> **Exercise brief**:
Gather every line from the entries below that includes "JSON".

> **Records**:
- - - - - - -
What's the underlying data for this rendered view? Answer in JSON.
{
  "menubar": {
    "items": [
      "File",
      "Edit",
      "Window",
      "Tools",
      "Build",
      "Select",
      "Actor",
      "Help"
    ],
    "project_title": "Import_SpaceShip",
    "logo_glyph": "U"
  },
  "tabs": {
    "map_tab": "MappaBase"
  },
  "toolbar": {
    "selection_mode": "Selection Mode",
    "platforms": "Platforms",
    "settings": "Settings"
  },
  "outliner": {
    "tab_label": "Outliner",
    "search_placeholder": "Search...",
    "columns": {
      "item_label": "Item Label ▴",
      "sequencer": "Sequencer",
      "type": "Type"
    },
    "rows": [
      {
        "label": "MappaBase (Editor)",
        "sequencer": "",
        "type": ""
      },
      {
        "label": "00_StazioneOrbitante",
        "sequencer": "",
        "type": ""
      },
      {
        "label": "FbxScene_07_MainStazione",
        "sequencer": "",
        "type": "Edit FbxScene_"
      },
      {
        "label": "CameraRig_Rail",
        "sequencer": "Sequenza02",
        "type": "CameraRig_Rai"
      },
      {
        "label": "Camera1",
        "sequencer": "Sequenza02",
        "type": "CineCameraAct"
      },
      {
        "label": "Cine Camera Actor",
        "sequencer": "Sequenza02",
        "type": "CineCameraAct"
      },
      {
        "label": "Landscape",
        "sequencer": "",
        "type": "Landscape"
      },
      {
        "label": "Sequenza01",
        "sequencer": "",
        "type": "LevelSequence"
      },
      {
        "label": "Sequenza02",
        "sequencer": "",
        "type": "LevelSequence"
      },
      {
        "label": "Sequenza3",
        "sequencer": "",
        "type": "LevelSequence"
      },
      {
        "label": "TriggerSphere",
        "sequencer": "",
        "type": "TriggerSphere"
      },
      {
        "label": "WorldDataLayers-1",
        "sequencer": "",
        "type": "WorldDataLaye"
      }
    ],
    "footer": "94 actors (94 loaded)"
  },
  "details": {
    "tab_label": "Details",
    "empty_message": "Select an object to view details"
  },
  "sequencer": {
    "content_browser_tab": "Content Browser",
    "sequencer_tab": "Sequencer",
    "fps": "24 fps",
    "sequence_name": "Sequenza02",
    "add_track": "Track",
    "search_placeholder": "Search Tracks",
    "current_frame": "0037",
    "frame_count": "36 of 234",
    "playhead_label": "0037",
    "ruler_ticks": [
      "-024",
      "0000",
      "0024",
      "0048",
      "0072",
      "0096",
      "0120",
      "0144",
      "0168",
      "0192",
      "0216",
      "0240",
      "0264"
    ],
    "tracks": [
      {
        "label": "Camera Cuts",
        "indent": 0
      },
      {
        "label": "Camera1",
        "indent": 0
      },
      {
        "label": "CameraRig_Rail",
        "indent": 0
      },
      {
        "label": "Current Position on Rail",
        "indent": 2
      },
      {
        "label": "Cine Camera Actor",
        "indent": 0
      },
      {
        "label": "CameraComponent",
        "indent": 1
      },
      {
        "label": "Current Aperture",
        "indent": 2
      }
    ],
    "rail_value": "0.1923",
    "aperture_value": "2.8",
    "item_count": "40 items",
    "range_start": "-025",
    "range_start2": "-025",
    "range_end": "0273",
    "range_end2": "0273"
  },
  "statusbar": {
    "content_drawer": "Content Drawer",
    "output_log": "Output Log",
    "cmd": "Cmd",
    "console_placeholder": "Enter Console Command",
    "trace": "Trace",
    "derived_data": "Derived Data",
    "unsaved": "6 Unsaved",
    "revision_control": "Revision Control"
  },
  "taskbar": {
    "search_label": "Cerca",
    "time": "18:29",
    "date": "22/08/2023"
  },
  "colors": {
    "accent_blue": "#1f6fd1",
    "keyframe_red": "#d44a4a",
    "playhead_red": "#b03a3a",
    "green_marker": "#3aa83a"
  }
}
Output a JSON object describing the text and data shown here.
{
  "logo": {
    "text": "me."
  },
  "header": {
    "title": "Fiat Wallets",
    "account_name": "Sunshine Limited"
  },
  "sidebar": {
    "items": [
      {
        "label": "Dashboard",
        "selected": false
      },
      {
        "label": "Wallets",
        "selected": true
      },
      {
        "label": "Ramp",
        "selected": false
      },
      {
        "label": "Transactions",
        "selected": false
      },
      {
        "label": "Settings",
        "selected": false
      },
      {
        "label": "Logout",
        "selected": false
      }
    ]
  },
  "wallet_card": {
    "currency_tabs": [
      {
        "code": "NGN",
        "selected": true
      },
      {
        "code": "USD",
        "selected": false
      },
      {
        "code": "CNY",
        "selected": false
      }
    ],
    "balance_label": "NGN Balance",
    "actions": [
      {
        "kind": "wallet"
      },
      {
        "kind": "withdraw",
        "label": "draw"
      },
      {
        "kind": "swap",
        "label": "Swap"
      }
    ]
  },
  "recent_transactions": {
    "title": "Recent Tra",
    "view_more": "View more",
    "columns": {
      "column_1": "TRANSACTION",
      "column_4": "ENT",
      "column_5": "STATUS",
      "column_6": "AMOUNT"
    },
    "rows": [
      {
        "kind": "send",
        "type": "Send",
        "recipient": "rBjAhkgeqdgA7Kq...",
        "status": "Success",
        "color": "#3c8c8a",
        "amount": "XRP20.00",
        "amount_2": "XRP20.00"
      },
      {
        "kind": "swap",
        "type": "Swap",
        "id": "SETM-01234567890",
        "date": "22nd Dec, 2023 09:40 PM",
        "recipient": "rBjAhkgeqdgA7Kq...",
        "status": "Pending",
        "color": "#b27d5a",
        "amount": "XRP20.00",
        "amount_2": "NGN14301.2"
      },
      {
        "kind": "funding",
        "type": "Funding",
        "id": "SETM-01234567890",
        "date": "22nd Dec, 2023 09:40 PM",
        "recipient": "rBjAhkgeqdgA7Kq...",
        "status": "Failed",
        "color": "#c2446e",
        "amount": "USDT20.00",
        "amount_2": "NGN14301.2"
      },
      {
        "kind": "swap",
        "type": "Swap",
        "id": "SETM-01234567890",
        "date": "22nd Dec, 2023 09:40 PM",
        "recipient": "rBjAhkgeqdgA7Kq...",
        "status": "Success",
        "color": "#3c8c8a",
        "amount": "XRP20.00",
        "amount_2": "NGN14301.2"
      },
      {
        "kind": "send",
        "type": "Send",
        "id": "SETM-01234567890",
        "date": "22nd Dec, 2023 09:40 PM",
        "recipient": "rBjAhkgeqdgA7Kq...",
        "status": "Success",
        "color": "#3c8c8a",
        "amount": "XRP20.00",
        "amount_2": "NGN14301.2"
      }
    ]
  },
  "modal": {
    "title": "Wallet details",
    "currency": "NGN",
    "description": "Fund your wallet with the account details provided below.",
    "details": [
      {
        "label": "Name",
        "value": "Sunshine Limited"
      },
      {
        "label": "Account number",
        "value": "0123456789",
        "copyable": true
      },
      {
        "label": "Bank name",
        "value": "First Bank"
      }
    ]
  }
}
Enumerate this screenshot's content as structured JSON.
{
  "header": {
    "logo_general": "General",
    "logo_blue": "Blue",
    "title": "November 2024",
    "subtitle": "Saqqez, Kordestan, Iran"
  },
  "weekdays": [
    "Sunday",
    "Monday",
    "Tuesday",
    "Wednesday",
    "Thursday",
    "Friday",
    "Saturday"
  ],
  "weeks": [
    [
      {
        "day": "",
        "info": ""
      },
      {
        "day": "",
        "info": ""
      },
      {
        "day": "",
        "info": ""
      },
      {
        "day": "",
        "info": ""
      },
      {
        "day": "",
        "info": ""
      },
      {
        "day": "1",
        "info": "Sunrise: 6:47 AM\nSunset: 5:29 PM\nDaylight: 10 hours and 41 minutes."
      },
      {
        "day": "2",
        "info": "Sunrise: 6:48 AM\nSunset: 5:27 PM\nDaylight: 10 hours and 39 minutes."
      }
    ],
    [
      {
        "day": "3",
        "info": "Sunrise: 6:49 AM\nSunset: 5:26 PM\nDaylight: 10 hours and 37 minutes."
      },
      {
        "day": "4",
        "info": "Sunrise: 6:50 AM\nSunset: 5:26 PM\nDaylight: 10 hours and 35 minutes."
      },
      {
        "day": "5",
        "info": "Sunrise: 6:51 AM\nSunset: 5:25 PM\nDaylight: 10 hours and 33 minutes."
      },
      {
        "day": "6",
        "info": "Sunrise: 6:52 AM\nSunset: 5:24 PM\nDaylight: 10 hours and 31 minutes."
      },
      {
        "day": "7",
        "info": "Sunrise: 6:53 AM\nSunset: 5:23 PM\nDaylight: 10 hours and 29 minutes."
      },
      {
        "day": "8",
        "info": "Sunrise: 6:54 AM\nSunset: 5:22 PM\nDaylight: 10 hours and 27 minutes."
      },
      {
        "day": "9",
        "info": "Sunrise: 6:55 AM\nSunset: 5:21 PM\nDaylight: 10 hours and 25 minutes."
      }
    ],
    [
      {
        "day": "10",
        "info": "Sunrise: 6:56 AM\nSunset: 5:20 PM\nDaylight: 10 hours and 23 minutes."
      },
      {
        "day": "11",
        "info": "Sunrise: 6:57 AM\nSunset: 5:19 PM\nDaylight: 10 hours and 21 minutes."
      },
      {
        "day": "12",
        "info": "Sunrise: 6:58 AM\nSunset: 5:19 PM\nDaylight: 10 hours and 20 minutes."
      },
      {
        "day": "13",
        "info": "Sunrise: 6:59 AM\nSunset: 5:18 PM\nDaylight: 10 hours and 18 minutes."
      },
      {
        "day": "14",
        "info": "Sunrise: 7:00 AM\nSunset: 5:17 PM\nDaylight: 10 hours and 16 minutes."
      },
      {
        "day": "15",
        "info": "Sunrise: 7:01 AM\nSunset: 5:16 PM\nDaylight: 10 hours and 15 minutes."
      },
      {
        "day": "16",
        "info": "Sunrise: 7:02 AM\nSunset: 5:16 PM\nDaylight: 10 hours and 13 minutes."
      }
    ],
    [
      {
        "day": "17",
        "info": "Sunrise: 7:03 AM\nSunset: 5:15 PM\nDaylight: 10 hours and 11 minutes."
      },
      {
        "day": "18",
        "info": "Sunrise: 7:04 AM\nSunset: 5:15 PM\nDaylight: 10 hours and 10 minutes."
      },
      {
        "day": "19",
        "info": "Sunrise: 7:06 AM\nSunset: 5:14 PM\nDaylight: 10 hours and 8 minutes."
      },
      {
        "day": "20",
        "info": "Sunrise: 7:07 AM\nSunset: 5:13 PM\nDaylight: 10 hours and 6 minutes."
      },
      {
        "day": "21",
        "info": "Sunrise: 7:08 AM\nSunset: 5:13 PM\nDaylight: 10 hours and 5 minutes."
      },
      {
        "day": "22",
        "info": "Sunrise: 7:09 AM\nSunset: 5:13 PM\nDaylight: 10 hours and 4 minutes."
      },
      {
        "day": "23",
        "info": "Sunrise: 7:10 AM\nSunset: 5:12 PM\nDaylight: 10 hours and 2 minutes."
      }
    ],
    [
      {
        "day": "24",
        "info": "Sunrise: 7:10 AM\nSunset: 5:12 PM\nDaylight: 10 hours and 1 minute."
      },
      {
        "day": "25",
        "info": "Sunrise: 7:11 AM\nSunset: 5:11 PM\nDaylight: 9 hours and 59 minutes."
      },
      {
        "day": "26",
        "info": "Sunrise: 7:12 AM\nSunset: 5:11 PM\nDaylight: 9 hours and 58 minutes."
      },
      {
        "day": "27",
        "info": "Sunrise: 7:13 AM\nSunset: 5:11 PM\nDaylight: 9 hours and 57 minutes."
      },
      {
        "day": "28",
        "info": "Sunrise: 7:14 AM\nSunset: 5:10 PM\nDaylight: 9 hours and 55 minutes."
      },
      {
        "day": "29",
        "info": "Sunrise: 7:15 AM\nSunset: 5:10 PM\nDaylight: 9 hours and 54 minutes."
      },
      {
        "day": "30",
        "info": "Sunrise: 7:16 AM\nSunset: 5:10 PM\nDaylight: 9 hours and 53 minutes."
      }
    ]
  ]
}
- - - - - - -
> **Response to this task**:
What's the underlying data for this rendered view? Answer in JSON.
Output a JSON object describing the text and data shown here.
Enumerate this screenshot's content as structured JSON.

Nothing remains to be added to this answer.